-- begin --

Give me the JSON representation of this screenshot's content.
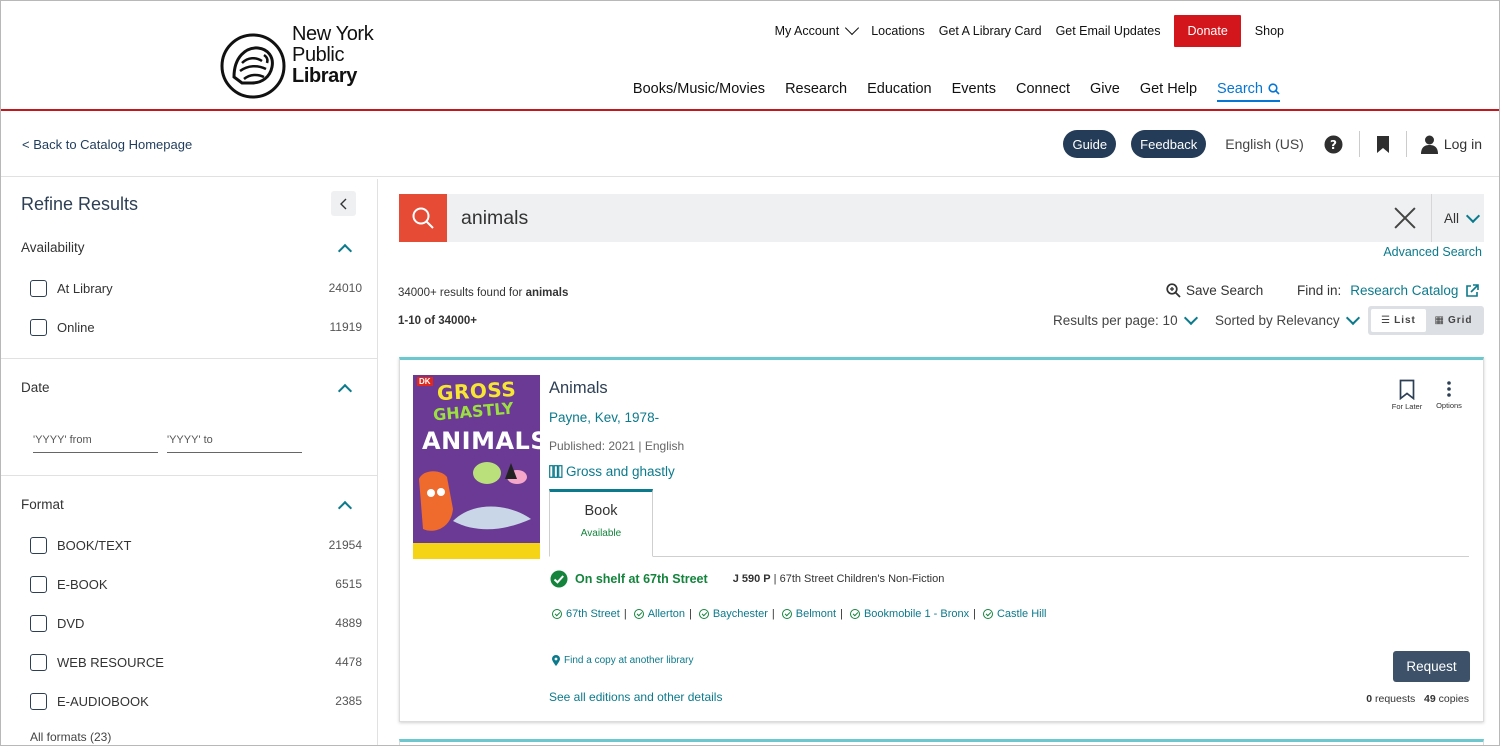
{
  "header": {
    "logo_lines": [
      "New York",
      "Public",
      "Library"
    ],
    "utility_nav": [
      "My Account",
      "Locations",
      "Get A Library Card",
      "Get Email Updates"
    ],
    "donate_label": "Donate",
    "shop_label": "Shop",
    "main_nav": [
      "Books/Music/Movies",
      "Research",
      "Education",
      "Events",
      "Connect",
      "Give",
      "Get Help"
    ],
    "search_label": "Search",
    "accent_color": "#c4161c"
  },
  "subbar": {
    "back_link": "< Back to Catalog Homepage",
    "guide_label": "Guide",
    "feedback_label": "Feedback",
    "language": "English (US)",
    "login_label": "Log in"
  },
  "sidebar": {
    "title": "Refine Results",
    "availability": {
      "heading": "Availability",
      "items": [
        {
          "label": "At Library",
          "count": "24010"
        },
        {
          "label": "Online",
          "count": "11919"
        }
      ]
    },
    "date": {
      "heading": "Date",
      "from_placeholder": "'YYYY' from",
      "to_placeholder": "'YYYY' to"
    },
    "format": {
      "heading": "Format",
      "items": [
        {
          "label": "BOOK/TEXT",
          "count": "21954"
        },
        {
          "label": "E-BOOK",
          "count": "6515"
        },
        {
          "label": "DVD",
          "count": "4889"
        },
        {
          "label": "WEB RESOURCE",
          "count": "4478"
        },
        {
          "label": "E-AUDIOBOOK",
          "count": "2385"
        }
      ],
      "all_formats": "All formats (23)"
    }
  },
  "search": {
    "query": "animals",
    "scope": "All",
    "advanced_label": "Advanced Search",
    "results_found_prefix": "34000+ results found for",
    "results_found_term": "animals",
    "range": "1-10 of 34000+",
    "save_search_label": "Save Search",
    "find_in_label": "Find in:",
    "research_catalog_label": "Research Catalog",
    "results_per_page": "Results per page: 10",
    "sorted_by": "Sorted by Relevancy",
    "view_list": "List",
    "view_grid": "Grid"
  },
  "result": {
    "cover_text": {
      "dk": "DK",
      "line1": "GROSS",
      "line2": "GHASTLY",
      "line3": "ANIMALS"
    },
    "title": "Animals",
    "author": "Payne, Kev, 1978-",
    "published": "Published: 2021 | English",
    "series": "Gross and ghastly",
    "for_later_label": "For Later",
    "options_label": "Options",
    "format_tab": "Book",
    "format_status": "Available",
    "on_shelf": "On shelf at 67th Street",
    "call_number": "J 590 P",
    "call_location": "| 67th Street Children's Non-Fiction",
    "branches": [
      "67th Street",
      "Allerton",
      "Baychester",
      "Belmont",
      "Bookmobile 1 - Bronx",
      "Castle Hill"
    ],
    "find_copy": "Find a copy at another library",
    "see_all": "See all editions and other details",
    "request_label": "Request",
    "requests_count": "0",
    "requests_label": "requests",
    "copies_count": "49",
    "copies_label": "copies"
  }
}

-- end --

Goal:
The listing above needs to be output again exactly. Don't include the pictures.

Solution:
Give me the JSON representation of this screenshot's content.
{
  "header": {
    "logo_lines": [
      "New York",
      "Public",
      "Library"
    ],
    "utility_nav": [
      "My Account",
      "Locations",
      "Get A Library Card",
      "Get Email Updates"
    ],
    "donate_label": "Donate",
    "shop_label": "Shop",
    "main_nav": [
      "Books/Music/Movies",
      "Research",
      "Education",
      "Events",
      "Connect",
      "Give",
      "Get Help"
    ],
    "search_label": "Search",
    "accent_color": "#c4161c"
  },
  "subbar": {
    "back_link": "< Back to Catalog Homepage",
    "guide_label": "Guide",
    "feedback_label": "Feedback",
    "language": "English (US)",
    "login_label": "Log in"
  },
  "sidebar": {
    "title": "Refine Results",
    "availability": {
      "heading": "Availability",
      "items": [
        {
          "label": "At Library",
          "count": "24010"
        },
        {
          "label": "Online",
          "count": "11919"
        }
      ]
    },
    "date": {
      "heading": "Date",
      "from_placeholder": "'YYYY' from",
      "to_placeholder": "'YYYY' to"
    },
    "format": {
      "heading": "Format",
      "items": [
        {
          "label": "BOOK/TEXT",
          "count": "21954"
        },
        {
          "label": "E-BOOK",
          "count": "6515"
        },
        {
          "label": "DVD",
          "count": "4889"
        },
        {
          "label": "WEB RESOURCE",
          "count": "4478"
        },
        {
          "label": "E-AUDIOBOOK",
          "count": "2385"
        }
      ],
      "all_formats": "All formats (23)"
    }
  },
  "search": {
    "query": "animals",
    "scope": "All",
    "advanced_label": "Advanced Search",
    "results_found_prefix": "34000+ results found for",
    "results_found_term": "animals",
    "range": "1-10 of 34000+",
    "save_search_label": "Save Search",
    "find_in_label": "Find in:",
    "research_catalog_label": "Research Catalog",
    "results_per_page": "Results per page: 10",
    "sorted_by": "Sorted by Relevancy",
    "view_list": "List",
    "view_grid": "Grid"
  },
  "result": {
    "cover_text": {
      "dk": "DK",
      "line1": "GROSS",
      "line2": "GHASTLY",
      "line3": "ANIMALS"
    },
    "title": "Animals",
    "author": "Payne, Kev, 1978-",
    "published": "Published: 2021 | English",
    "series": "Gross and ghastly",
    "for_later_label": "For Later",
    "options_label": "Options",
    "format_tab": "Book",
    "format_status": "Available",
    "on_shelf": "On shelf at 67th Street",
    "call_number": "J 590 P",
    "call_location": "| 67th Street Children's Non-Fiction",
    "branches": [
      "67th Street",
      "Allerton",
      "Baychester",
      "Belmont",
      "Bookmobile 1 - Bronx",
      "Castle Hill"
    ],
    "find_copy": "Find a copy at another library",
    "see_all": "See all editions and other details",
    "request_label": "Request",
    "requests_count": "0",
    "requests_label": "requests",
    "copies_count": "49",
    "copies_label": "copies"
  }
}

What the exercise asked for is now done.